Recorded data

>> Begin

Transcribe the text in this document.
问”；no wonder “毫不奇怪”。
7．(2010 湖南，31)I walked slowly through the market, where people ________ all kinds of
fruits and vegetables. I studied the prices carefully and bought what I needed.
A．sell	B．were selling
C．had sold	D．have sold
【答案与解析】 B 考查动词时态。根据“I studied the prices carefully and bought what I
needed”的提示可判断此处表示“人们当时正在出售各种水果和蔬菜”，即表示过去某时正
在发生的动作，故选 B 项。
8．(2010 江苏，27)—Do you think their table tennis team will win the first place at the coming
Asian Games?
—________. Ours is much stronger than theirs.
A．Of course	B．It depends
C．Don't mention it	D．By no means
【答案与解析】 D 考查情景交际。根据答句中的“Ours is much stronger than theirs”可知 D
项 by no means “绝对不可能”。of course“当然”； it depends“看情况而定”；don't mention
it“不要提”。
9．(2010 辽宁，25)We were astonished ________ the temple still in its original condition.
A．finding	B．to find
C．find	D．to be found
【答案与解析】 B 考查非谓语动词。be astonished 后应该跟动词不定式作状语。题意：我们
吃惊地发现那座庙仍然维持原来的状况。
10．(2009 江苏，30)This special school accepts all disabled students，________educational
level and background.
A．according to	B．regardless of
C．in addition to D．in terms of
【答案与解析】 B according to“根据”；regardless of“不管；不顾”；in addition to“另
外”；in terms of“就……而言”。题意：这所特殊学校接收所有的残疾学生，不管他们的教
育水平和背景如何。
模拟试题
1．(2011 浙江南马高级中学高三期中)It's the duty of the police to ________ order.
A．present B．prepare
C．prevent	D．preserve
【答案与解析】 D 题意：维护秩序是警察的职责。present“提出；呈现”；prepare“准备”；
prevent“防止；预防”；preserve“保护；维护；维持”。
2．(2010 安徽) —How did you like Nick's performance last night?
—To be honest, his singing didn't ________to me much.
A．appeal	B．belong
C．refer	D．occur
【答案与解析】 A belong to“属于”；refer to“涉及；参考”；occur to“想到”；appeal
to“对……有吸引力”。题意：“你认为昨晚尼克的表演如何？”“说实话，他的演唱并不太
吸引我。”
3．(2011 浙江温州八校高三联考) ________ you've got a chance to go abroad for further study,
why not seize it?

>> End

| Your task |
What is the number of lines in the data holding the word "stronger"? Reply with that number only.

| Final answer |
2